Search the data below for the string "فوزان". Extract every line that contains it.
··· RECORDS SHOWN ···
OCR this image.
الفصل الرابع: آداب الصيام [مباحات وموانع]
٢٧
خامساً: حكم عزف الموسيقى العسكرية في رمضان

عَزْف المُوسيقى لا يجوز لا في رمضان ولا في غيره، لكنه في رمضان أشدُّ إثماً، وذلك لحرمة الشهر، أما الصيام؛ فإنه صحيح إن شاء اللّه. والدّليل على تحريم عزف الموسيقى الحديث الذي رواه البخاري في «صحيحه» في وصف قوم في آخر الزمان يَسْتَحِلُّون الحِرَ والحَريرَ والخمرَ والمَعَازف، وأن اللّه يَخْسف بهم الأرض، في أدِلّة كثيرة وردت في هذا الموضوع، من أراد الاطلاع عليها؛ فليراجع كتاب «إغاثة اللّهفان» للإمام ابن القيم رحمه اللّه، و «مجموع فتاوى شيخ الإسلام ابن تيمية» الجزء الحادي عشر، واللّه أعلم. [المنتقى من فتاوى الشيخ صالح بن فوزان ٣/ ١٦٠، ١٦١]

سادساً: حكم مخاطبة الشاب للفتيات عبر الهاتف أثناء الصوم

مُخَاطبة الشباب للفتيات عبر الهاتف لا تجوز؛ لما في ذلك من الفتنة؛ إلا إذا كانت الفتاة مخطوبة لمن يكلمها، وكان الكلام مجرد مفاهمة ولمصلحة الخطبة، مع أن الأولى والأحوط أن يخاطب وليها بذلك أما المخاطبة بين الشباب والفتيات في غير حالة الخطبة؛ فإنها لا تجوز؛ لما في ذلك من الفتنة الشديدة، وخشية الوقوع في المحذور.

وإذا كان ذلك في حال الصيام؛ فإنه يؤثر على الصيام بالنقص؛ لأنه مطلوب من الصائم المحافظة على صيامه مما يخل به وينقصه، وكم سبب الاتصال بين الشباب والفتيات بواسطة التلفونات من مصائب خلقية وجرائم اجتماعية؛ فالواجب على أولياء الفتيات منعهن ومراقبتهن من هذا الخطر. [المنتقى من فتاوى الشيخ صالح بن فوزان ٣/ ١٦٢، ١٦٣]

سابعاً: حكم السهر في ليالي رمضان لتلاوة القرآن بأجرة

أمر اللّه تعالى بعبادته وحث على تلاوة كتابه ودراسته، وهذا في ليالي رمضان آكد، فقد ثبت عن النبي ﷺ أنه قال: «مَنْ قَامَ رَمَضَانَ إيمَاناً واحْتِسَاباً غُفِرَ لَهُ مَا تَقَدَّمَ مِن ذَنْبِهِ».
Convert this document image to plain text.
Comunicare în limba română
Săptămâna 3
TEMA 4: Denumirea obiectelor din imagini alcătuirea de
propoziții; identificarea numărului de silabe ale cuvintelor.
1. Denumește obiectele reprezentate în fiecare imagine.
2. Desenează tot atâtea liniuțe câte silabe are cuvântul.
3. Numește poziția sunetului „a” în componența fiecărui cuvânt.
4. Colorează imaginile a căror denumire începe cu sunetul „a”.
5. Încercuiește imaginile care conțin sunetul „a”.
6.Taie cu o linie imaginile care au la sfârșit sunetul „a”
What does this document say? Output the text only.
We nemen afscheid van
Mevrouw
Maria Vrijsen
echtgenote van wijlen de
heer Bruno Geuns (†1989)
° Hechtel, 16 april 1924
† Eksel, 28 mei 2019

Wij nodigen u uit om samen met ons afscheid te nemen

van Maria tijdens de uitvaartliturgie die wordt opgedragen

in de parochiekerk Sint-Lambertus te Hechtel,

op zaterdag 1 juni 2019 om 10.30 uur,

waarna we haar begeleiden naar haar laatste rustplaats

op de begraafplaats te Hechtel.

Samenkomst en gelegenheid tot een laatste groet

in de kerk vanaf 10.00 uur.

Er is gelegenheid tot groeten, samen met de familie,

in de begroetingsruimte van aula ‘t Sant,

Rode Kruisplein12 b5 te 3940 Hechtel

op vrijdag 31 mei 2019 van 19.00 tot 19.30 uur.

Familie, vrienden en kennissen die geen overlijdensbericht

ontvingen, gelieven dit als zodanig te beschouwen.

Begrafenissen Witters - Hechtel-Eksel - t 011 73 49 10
···
_OUTPUT OF THE TASK:_
عَزْف المُوسيقى لا يجوز لا في رمضان ولا في غيره، لكنه في رمضان أشدُّ إثماً، وذلك لحرمة الشهر، أما الصيام؛ فإنه صحيح إن شاء اللّه. والدّليل على تحريم عزف الموسيقى الحديث الذي رواه البخاري في «صحيحه» في وصف قوم في آخر الزمان يَسْتَحِلُّون الحِرَ والحَريرَ والخمرَ والمَعَازف، وأن اللّه يَخْسف بهم الأرض، في أدِلّة كثيرة وردت في هذا الموضوع، من أراد الاطلاع عليها؛ فليراجع كتاب «إغاثة اللّهفان» للإمام ابن القيم رحمه اللّه، و «مجموع فتاوى شيخ الإسلام ابن تيمية» الجزء الحادي عشر، واللّه أعلم. [المنتقى من فتاوى الشيخ صالح بن فوزان ٣/ ١٦٠، ١٦١]
وإذا كان ذلك في حال الصيام؛ فإنه يؤثر على الصيام بالنقص؛ لأنه مطلوب من الصائم المحافظة على صيامه مما يخل به وينقصه، وكم سبب الاتصال بين الشباب والفتيات بواسطة التلفونات من مصائب خلقية وجرائم اجتماعية؛ فالواجب على أولياء الفتيات منعهن ومراقبتهن من هذا الخطر. [المنتقى من فتاوى الشيخ صالح بن فوزان ٣/ ١٦٢، ١٦٣]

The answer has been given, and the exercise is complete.